What is required
From the listing below, extract every line in which the word "color" appears.

Records
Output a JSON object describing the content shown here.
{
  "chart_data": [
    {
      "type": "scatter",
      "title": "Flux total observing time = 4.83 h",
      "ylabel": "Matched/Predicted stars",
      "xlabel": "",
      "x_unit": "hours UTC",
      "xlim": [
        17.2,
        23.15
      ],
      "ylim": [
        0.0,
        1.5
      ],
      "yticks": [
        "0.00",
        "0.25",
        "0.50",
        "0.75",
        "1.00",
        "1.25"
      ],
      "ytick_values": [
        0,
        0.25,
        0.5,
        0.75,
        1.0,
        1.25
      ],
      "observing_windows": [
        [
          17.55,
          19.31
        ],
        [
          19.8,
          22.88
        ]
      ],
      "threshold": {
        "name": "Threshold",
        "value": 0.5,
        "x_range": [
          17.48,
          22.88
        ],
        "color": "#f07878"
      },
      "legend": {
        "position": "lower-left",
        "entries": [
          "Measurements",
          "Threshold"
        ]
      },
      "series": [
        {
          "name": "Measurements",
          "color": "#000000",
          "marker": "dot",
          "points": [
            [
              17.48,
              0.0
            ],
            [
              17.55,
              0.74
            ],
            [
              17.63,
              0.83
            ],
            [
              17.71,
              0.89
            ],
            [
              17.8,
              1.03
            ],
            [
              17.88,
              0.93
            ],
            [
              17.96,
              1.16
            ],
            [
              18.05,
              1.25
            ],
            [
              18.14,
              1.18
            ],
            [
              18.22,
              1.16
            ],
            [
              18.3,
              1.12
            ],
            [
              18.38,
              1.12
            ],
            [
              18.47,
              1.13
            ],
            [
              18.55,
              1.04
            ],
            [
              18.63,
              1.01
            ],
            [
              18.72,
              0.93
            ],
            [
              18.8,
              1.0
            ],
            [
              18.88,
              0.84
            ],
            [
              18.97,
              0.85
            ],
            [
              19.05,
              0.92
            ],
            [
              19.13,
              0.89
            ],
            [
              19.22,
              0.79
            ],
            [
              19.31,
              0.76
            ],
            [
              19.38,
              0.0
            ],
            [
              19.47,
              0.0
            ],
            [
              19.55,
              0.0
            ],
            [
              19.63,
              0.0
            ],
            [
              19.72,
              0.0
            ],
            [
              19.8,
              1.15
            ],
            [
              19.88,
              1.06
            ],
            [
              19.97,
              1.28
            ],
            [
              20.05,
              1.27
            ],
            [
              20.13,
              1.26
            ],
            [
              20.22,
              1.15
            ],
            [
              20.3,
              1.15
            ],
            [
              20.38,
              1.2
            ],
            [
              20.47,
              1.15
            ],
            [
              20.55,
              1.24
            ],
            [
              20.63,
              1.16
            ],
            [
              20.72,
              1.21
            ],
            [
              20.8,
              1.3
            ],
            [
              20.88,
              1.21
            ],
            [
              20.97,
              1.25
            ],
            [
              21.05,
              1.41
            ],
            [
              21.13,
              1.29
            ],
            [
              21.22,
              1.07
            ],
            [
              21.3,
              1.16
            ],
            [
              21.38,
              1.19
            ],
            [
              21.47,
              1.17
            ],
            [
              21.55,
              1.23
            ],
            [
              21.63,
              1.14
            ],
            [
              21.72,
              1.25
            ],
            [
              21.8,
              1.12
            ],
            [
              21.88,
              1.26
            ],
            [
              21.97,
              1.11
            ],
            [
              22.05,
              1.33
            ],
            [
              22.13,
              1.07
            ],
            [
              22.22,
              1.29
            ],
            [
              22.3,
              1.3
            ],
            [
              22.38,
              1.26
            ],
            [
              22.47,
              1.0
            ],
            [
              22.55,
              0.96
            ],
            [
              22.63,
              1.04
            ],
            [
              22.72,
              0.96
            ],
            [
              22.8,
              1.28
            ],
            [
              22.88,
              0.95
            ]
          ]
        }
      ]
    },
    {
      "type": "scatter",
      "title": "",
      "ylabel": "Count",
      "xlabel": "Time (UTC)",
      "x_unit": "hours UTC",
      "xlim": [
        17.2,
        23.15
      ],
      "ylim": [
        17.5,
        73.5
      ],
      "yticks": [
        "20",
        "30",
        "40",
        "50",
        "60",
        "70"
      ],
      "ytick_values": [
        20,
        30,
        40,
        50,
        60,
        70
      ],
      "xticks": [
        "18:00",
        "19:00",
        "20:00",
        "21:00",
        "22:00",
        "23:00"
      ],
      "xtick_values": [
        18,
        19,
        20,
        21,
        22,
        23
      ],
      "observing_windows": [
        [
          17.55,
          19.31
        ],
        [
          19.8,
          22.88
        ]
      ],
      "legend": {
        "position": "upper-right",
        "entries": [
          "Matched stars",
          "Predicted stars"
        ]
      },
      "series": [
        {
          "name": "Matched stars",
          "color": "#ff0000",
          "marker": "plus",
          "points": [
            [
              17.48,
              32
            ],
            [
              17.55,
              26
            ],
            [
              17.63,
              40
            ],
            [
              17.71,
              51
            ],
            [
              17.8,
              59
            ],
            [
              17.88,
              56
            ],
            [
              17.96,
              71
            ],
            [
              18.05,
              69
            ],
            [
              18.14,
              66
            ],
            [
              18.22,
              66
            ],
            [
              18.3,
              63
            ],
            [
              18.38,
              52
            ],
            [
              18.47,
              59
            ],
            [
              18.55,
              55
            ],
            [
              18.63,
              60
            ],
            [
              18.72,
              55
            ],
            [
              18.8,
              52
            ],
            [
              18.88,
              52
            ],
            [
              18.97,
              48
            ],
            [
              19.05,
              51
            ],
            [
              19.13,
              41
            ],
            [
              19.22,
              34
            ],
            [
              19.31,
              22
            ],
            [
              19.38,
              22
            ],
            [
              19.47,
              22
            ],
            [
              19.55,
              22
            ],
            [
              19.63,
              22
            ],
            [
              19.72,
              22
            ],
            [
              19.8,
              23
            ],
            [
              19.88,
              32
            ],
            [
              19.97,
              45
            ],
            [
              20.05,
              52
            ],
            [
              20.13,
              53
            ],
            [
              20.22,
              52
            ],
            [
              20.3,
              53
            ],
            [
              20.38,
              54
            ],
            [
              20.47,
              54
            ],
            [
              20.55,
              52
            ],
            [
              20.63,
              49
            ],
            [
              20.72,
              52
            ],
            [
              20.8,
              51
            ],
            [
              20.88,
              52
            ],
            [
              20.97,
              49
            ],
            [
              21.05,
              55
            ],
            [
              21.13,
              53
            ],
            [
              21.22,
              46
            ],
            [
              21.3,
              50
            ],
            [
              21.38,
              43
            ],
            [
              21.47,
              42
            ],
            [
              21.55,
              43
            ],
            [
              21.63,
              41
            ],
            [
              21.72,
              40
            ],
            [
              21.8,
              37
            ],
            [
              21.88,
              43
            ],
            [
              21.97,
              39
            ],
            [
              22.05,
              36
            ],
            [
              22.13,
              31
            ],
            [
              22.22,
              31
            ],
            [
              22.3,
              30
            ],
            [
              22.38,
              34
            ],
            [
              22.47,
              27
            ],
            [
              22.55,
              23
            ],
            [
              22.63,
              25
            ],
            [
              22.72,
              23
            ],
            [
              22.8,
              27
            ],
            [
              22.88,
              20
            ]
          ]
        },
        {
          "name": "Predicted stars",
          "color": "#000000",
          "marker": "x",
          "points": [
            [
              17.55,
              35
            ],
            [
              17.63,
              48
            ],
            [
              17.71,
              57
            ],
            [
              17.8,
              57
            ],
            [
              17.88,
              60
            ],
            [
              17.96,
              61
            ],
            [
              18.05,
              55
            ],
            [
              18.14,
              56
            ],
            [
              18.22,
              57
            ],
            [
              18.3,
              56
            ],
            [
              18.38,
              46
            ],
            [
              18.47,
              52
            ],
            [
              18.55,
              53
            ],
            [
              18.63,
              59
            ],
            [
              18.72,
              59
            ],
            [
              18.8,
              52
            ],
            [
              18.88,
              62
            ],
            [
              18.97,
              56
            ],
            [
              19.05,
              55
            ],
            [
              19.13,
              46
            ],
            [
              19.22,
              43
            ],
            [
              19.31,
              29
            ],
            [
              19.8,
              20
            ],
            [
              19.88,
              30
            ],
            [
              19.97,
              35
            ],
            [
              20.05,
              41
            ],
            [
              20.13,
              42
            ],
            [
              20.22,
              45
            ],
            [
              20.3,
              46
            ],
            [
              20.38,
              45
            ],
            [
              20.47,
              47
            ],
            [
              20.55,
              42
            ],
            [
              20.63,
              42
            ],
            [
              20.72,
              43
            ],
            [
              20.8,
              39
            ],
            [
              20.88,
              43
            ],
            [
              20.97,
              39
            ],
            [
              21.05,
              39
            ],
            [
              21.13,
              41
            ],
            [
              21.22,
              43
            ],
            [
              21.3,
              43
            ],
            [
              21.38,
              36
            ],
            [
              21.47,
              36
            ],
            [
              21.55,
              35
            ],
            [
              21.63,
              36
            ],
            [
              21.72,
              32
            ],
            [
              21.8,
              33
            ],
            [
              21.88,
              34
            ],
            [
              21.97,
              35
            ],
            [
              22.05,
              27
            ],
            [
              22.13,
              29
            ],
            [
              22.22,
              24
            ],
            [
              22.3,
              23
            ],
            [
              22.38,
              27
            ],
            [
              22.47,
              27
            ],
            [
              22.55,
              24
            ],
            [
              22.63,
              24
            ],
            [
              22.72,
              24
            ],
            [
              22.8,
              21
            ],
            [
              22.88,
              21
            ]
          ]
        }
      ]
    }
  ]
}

Exercise response
        "color": "#f07878"
          "color": "#000000",
          "color": "#ff0000",
          "color": "#000000",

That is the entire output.